* [RECORD LIST]
━━━━━━━━━━

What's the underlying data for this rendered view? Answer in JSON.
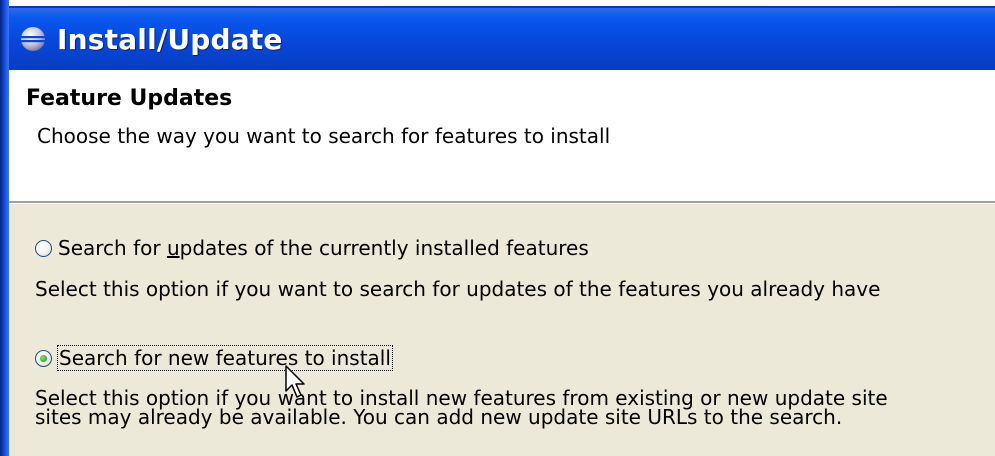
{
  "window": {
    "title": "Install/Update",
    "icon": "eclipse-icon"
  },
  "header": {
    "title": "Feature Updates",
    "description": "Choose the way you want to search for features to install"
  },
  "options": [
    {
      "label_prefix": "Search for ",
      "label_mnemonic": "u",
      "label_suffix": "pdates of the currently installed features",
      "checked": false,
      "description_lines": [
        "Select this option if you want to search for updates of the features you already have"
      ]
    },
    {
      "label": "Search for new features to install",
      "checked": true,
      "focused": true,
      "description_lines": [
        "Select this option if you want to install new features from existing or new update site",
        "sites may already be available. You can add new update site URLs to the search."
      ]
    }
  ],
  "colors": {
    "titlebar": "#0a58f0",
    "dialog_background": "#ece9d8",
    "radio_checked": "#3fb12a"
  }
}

━━━━━━━━━━

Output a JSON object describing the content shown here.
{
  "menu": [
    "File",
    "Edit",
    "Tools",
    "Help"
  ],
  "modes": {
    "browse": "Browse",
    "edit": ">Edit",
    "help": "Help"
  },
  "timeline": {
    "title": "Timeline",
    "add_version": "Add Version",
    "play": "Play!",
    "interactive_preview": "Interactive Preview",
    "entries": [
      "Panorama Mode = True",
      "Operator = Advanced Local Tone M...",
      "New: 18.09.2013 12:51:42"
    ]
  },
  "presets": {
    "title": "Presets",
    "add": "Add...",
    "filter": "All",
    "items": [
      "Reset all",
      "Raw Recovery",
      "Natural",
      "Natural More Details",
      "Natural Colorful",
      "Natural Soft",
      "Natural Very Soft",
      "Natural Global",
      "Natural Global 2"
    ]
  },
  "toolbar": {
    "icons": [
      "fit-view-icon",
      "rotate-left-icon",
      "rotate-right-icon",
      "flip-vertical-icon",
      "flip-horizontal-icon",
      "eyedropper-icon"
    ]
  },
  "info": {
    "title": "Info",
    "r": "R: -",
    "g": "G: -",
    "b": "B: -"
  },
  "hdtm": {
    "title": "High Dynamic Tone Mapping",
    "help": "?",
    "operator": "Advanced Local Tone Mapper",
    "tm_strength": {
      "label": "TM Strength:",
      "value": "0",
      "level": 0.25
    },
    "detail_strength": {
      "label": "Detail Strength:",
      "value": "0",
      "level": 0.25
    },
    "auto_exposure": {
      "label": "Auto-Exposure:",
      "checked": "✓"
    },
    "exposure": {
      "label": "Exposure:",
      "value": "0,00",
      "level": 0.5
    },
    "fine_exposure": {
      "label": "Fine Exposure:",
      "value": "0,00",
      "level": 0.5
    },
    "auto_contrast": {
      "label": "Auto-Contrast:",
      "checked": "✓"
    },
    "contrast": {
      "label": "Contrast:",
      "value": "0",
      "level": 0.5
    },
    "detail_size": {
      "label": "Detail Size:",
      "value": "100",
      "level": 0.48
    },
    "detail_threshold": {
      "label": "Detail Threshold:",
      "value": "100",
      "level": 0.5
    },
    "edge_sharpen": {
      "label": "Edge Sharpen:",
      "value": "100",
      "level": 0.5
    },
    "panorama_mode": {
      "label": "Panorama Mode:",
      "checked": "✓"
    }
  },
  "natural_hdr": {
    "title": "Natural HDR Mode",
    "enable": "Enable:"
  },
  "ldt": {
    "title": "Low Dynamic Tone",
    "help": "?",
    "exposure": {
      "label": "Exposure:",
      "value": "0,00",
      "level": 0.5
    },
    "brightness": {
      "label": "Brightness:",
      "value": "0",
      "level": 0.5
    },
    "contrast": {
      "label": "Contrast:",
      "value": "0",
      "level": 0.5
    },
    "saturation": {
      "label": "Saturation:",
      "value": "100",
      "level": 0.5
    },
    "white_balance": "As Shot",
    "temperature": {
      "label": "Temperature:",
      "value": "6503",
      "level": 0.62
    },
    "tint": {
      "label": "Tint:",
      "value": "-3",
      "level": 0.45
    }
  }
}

━━━━━━━━━━

* [AIM] Pull out every line of the records above that contains the word "this".

* [OUTPUT BELOW]
What's the underlying data for this rendered view? Answer in JSON.
        "Select this option if you want to search for updates of the features you already have"
        "Select this option if you want to install new features from existing or new update site",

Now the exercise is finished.